## The request
Where a line contains the string "Before", copy that line.

Stored dataset items
— begin —

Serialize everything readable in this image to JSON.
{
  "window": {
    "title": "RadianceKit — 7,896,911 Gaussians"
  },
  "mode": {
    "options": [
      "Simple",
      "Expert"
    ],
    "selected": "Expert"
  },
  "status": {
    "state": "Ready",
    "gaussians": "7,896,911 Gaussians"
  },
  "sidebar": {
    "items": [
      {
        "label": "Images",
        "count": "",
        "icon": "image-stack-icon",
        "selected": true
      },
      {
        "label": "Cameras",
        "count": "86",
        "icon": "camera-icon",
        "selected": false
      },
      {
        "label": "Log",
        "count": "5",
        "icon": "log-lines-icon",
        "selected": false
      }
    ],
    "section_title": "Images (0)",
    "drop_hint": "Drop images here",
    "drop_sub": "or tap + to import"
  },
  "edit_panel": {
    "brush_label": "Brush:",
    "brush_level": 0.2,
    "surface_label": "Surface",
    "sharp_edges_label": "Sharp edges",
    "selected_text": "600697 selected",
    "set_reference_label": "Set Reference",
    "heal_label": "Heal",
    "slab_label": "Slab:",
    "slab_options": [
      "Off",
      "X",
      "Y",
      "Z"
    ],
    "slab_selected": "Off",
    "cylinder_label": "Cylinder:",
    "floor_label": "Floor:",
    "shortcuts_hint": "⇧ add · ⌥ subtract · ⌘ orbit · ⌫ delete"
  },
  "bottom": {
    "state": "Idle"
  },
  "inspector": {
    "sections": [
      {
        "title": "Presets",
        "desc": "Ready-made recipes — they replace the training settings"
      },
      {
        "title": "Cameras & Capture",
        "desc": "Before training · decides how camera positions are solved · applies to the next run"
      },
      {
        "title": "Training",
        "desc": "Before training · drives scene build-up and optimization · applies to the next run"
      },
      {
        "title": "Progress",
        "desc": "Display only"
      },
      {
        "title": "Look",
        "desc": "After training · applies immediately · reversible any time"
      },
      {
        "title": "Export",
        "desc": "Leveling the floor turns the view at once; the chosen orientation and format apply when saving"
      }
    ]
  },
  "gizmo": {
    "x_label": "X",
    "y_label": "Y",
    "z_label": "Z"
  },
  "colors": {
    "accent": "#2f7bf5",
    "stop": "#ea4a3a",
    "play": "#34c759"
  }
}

— end —

## Completed exercise
        "desc": "Before training · decides how camera positions are solved · applies to the next run"
        "desc": "Before training · drives scene build-up and optimization · applies to the next run"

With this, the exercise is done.